_Exercise prompt_:
Rewrite each line of the listing below as an item in a numbered list, skipping any blank lines.

_Data supplied_:
▬▬▬▬▬▬▬▬▬▬

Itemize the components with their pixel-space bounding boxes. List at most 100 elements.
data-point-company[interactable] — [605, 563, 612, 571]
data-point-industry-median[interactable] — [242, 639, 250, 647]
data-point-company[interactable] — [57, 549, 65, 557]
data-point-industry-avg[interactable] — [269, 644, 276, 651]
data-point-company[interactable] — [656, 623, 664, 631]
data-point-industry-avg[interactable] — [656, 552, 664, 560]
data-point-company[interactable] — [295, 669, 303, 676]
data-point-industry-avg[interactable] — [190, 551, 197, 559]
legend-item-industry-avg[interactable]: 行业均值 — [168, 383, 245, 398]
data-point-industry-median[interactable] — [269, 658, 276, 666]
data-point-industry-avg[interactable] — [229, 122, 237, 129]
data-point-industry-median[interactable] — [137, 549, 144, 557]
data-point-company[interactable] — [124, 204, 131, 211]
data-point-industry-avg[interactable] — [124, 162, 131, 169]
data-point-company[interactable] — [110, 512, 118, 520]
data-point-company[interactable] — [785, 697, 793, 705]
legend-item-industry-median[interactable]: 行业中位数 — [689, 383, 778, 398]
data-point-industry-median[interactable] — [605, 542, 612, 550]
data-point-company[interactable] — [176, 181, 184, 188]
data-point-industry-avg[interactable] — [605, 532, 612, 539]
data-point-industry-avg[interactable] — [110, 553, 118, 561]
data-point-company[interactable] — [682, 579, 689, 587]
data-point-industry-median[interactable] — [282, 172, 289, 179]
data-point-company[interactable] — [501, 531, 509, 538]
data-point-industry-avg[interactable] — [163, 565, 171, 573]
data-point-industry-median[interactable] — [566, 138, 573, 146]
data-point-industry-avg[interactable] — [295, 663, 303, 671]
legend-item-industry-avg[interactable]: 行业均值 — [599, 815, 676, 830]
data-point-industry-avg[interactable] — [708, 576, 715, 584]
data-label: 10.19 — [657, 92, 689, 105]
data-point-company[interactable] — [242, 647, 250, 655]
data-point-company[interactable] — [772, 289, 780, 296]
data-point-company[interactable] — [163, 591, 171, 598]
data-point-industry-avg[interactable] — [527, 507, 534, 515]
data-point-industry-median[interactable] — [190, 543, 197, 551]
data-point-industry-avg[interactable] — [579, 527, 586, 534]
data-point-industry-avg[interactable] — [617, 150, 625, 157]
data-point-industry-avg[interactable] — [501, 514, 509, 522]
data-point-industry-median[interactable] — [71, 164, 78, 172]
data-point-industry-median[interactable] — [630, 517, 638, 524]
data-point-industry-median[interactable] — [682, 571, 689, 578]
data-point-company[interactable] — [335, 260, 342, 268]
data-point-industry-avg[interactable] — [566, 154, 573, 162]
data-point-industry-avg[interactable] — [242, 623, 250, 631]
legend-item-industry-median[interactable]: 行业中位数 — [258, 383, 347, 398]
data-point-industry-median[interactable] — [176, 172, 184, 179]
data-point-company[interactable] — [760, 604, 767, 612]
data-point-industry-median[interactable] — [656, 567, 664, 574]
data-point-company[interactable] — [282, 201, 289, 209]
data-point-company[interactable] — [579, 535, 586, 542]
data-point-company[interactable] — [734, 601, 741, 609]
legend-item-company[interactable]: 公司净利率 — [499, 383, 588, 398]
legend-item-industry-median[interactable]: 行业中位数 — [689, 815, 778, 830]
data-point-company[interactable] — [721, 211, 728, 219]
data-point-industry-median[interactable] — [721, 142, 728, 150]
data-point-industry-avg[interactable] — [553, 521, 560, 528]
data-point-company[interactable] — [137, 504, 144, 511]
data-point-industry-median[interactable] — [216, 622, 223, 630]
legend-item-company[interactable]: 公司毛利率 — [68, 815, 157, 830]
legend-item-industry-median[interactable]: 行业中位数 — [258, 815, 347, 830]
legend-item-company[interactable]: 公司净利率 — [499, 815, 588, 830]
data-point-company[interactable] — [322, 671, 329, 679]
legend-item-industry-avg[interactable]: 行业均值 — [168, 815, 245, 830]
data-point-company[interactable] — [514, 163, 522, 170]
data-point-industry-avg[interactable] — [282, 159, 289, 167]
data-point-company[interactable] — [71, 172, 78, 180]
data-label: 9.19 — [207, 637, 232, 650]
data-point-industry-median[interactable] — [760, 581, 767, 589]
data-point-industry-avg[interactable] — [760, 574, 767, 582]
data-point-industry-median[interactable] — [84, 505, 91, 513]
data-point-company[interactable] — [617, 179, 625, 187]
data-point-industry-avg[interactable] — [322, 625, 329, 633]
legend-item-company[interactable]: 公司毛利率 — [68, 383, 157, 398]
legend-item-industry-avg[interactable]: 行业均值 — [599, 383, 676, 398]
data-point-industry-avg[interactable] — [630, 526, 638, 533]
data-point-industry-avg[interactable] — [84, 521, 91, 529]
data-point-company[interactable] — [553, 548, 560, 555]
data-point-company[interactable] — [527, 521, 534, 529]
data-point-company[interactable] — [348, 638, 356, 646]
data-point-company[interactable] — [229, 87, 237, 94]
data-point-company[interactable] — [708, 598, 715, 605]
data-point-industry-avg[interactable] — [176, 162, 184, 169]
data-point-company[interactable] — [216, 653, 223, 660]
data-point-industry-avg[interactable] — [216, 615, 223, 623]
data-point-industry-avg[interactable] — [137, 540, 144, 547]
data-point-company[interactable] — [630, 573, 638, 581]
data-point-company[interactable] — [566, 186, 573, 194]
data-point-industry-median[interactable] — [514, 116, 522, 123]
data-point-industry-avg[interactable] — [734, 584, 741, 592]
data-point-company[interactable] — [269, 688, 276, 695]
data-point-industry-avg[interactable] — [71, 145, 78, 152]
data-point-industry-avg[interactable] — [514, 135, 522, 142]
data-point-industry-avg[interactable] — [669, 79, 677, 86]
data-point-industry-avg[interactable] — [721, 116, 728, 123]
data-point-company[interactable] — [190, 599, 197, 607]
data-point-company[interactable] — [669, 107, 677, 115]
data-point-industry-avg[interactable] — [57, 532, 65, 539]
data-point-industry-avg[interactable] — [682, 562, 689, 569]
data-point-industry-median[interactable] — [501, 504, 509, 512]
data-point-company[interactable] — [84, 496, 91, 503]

▬▬▬▬▬▬▬▬▬▬

_Full response_:
1. Itemize the components with their pixel-space bounding boxes. List at most 100 elements.
2. data-point-company[interactable] — [605, 563, 612, 571]
3. data-point-industry-median[interactable] — [242, 639, 250, 647]
4. data-point-company[interactable] — [57, 549, 65, 557]
5. data-point-industry-avg[interactable] — [269, 644, 276, 651]
6. data-point-company[interactable] — [656, 623, 664, 631]
7. data-point-industry-avg[interactable] — [656, 552, 664, 560]
8. data-point-company[interactable] — [295, 669, 303, 676]
9. data-point-industry-avg[interactable] — [190, 551, 197, 559]
10. legend-item-industry-avg[interactable]: 行业均值 — [168, 383, 245, 398]
11. data-point-industry-median[interactable] — [269, 658, 276, 666]
12. data-point-industry-avg[interactable] — [229, 122, 237, 129]
13. data-point-industry-median[interactable] — [137, 549, 144, 557]
14. data-point-company[interactable] — [124, 204, 131, 211]
15. data-point-industry-avg[interactable] — [124, 162, 131, 169]
16. data-point-company[interactable] — [110, 512, 118, 520]
17. data-point-company[interactable] — [785, 697, 793, 705]
18. legend-item-industry-median[interactable]: 行业中位数 — [689, 383, 778, 398]
19. data-point-industry-median[interactable] — [605, 542, 612, 550]
20. data-point-company[interactable] — [176, 181, 184, 188]
21. data-point-industry-avg[interactable] — [605, 532, 612, 539]
22. data-point-industry-avg[interactable] — [110, 553, 118, 561]
23. data-point-company[interactable] — [682, 579, 689, 587]
24. data-point-industry-median[interactable] — [282, 172, 289, 179]
25. data-point-company[interactable] — [501, 531, 509, 538]
26. data-point-industry-avg[interactable] — [163, 565, 171, 573]
27. data-point-industry-median[interactable] — [566, 138, 573, 146]
28. data-point-industry-avg[interactable] — [295, 663, 303, 671]
29. legend-item-industry-avg[interactable]: 行业均值 — [599, 815, 676, 830]
30. data-point-industry-avg[interactable] — [708, 576, 715, 584]
31. data-label: 10.19 — [657, 92, 689, 105]
32. data-point-company[interactable] — [242, 647, 250, 655]
33. data-point-company[interactable] — [772, 289, 780, 296]
34. data-point-company[interactable] — [163, 591, 171, 598]
35. data-point-industry-avg[interactable] — [527, 507, 534, 515]
36. data-point-industry-median[interactable] — [190, 543, 197, 551]
37. data-point-industry-avg[interactable] — [579, 527, 586, 534]
38. data-point-industry-avg[interactable] — [617, 150, 625, 157]
39. data-point-industry-avg[interactable] — [501, 514, 509, 522]
40. data-point-industry-median[interactable] — [71, 164, 78, 172]
41. data-point-industry-median[interactable] — [630, 517, 638, 524]
42. data-point-industry-median[interactable] — [682, 571, 689, 578]
43. data-point-company[interactable] — [335, 260, 342, 268]
44. data-point-industry-avg[interactable] — [566, 154, 573, 162]
45. data-point-industry-avg[interactable] — [242, 623, 250, 631]
46. legend-item-industry-median[interactable]: 行业中位数 — [258, 383, 347, 398]
47. data-point-industry-median[interactable] — [176, 172, 184, 179]
48. data-point-company[interactable] — [760, 604, 767, 612]
49. data-point-industry-median[interactable] — [656, 567, 664, 574]
50. data-point-company[interactable] — [282, 201, 289, 209]
51. data-point-company[interactable] — [579, 535, 586, 542]
52. data-point-company[interactable] — [734, 601, 741, 609]
53. legend-item-company[interactable]: 公司净利率 — [499, 383, 588, 398]
54. legend-item-industry-median[interactable]: 行业中位数 — [689, 815, 778, 830]
55. data-point-company[interactable] — [721, 211, 728, 219]
56. data-point-industry-median[interactable] — [721, 142, 728, 150]
57. data-point-industry-avg[interactable] — [553, 521, 560, 528]
58. data-point-company[interactable] — [137, 504, 144, 511]
59. data-point-industry-median[interactable] — [216, 622, 223, 630]
60. legend-item-company[interactable]: 公司毛利率 — [68, 815, 157, 830]
61. legend-item-industry-median[interactable]: 行业中位数 — [258, 815, 347, 830]
62. legend-item-company[interactable]: 公司净利率 — [499, 815, 588, 830]
63. data-point-company[interactable] — [322, 671, 329, 679]
64. legend-item-industry-avg[interactable]: 行业均值 — [168, 815, 245, 830]
65. data-point-company[interactable] — [514, 163, 522, 170]
66. data-point-industry-avg[interactable] — [282, 159, 289, 167]
67. data-point-company[interactable] — [71, 172, 78, 180]
68. data-label: 9.19 — [207, 637, 232, 650]
69. data-point-industry-median[interactable] — [760, 581, 767, 589]
70. data-point-industry-avg[interactable] — [760, 574, 767, 582]
71. data-point-industry-median[interactable] — [84, 505, 91, 513]
72. data-point-company[interactable] — [617, 179, 625, 187]
73. data-point-industry-avg[interactable] — [322, 625, 329, 633]
74. legend-item-company[interactable]: 公司毛利率 — [68, 383, 157, 398]
75. legend-item-industry-avg[interactable]: 行业均值 — [599, 383, 676, 398]
76. data-point-industry-avg[interactable] — [630, 526, 638, 533]
77. data-point-industry-avg[interactable] — [84, 521, 91, 529]
78. data-point-company[interactable] — [553, 548, 560, 555]
79. data-point-company[interactable] — [527, 521, 534, 529]
80. data-point-company[interactable] — [348, 638, 356, 646]
81. data-point-company[interactable] — [229, 87, 237, 94]
82. data-point-company[interactable] — [708, 598, 715, 605]
83. data-point-industry-avg[interactable] — [176, 162, 184, 169]
84. data-point-company[interactable] — [216, 653, 223, 660]
85. data-point-industry-avg[interactable] — [216, 615, 223, 623]
86. data-point-industry-avg[interactable] — [137, 540, 144, 547]
87. data-point-company[interactable] — [630, 573, 638, 581]
88. data-point-company[interactable] — [566, 186, 573, 194]
89. data-point-industry-median[interactable] — [514, 116, 522, 123]
90. data-point-industry-avg[interactable] — [734, 584, 741, 592]
91. data-point-company[interactable] — [269, 688, 276, 695]
92. data-point-industry-avg[interactable] — [71, 145, 78, 152]
93. data-point-industry-avg[interactable] — [514, 135, 522, 142]
94. data-point-industry-avg[interactable] — [669, 79, 677, 86]
95. data-point-industry-avg[interactable] — [721, 116, 728, 123]
96. data-point-company[interactable] — [190, 599, 197, 607]
97. data-point-company[interactable] — [669, 107, 677, 115]
98. data-point-industry-avg[interactable] — [57, 532, 65, 539]
99. data-point-industry-avg[interactable] — [682, 562, 689, 569]
100. data-point-industry-median[interactable] — [501, 504, 509, 512]
101. data-point-company[interactable] — [84, 496, 91, 503]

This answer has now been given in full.